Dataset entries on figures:
········
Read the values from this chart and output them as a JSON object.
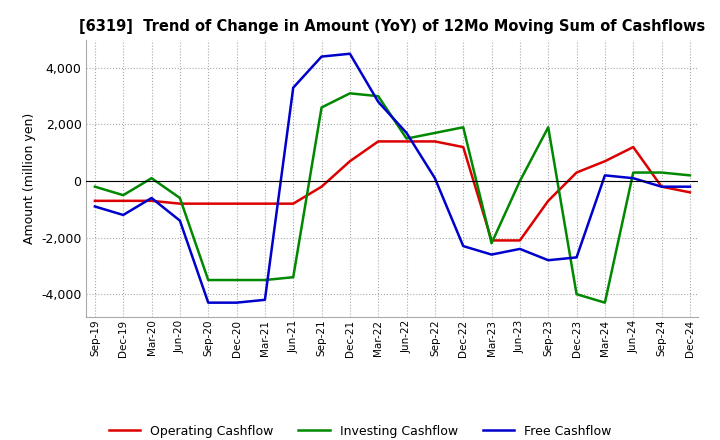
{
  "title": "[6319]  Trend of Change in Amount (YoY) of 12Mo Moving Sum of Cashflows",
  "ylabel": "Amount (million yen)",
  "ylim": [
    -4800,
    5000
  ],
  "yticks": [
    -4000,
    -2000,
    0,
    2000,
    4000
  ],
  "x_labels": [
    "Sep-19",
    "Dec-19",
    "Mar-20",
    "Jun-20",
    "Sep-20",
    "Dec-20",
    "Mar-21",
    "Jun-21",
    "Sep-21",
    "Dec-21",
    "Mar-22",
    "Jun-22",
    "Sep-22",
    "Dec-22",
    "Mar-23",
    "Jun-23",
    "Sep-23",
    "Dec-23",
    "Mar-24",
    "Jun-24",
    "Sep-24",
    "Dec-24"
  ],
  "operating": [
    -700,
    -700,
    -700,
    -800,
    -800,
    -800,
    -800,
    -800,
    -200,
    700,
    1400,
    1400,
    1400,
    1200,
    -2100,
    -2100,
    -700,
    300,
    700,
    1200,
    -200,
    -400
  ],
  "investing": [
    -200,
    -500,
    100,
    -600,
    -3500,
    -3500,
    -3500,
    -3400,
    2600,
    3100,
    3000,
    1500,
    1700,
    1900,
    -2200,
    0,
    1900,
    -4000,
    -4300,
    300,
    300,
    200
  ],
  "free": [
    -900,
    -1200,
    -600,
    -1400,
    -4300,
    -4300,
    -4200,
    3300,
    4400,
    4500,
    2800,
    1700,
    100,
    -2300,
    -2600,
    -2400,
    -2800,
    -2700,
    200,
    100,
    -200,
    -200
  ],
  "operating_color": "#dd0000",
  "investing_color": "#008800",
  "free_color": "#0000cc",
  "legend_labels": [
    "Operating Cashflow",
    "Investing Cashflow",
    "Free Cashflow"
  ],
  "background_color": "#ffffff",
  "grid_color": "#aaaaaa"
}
········
Task prompt: Pictures in the records should not appear in your copy, but everything else must be transcribed exactly.

Result for this task:
Read the values from this chart and output them as a JSON object.
{
  "title": "[6319]  Trend of Change in Amount (YoY) of 12Mo Moving Sum of Cashflows",
  "ylabel": "Amount (million yen)",
  "ylim": [
    -4800,
    5000
  ],
  "yticks": [
    -4000,
    -2000,
    0,
    2000,
    4000
  ],
  "x_labels": [
    "Sep-19",
    "Dec-19",
    "Mar-20",
    "Jun-20",
    "Sep-20",
    "Dec-20",
    "Mar-21",
    "Jun-21",
    "Sep-21",
    "Dec-21",
    "Mar-22",
    "Jun-22",
    "Sep-22",
    "Dec-22",
    "Mar-23",
    "Jun-23",
    "Sep-23",
    "Dec-23",
    "Mar-24",
    "Jun-24",
    "Sep-24",
    "Dec-24"
  ],
  "operating": [
    -700,
    -700,
    -700,
    -800,
    -800,
    -800,
    -800,
    -800,
    -200,
    700,
    1400,
    1400,
    1400,
    1200,
    -2100,
    -2100,
    -700,
    300,
    700,
    1200,
    -200,
    -400
  ],
  "investing": [
    -200,
    -500,
    100,
    -600,
    -3500,
    -3500,
    -3500,
    -3400,
    2600,
    3100,
    3000,
    1500,
    1700,
    1900,
    -2200,
    0,
    1900,
    -4000,
    -4300,
    300,
    300,
    200
  ],
  "free": [
    -900,
    -1200,
    -600,
    -1400,
    -4300,
    -4300,
    -4200,
    3300,
    4400,
    4500,
    2800,
    1700,
    100,
    -2300,
    -2600,
    -2400,
    -2800,
    -2700,
    200,
    100,
    -200,
    -200
  ],
  "operating_color": "#dd0000",
  "investing_color": "#008800",
  "free_color": "#0000cc",
  "legend_labels": [
    "Operating Cashflow",
    "Investing Cashflow",
    "Free Cashflow"
  ],
  "background_color": "#ffffff",
  "grid_color": "#aaaaaa"
}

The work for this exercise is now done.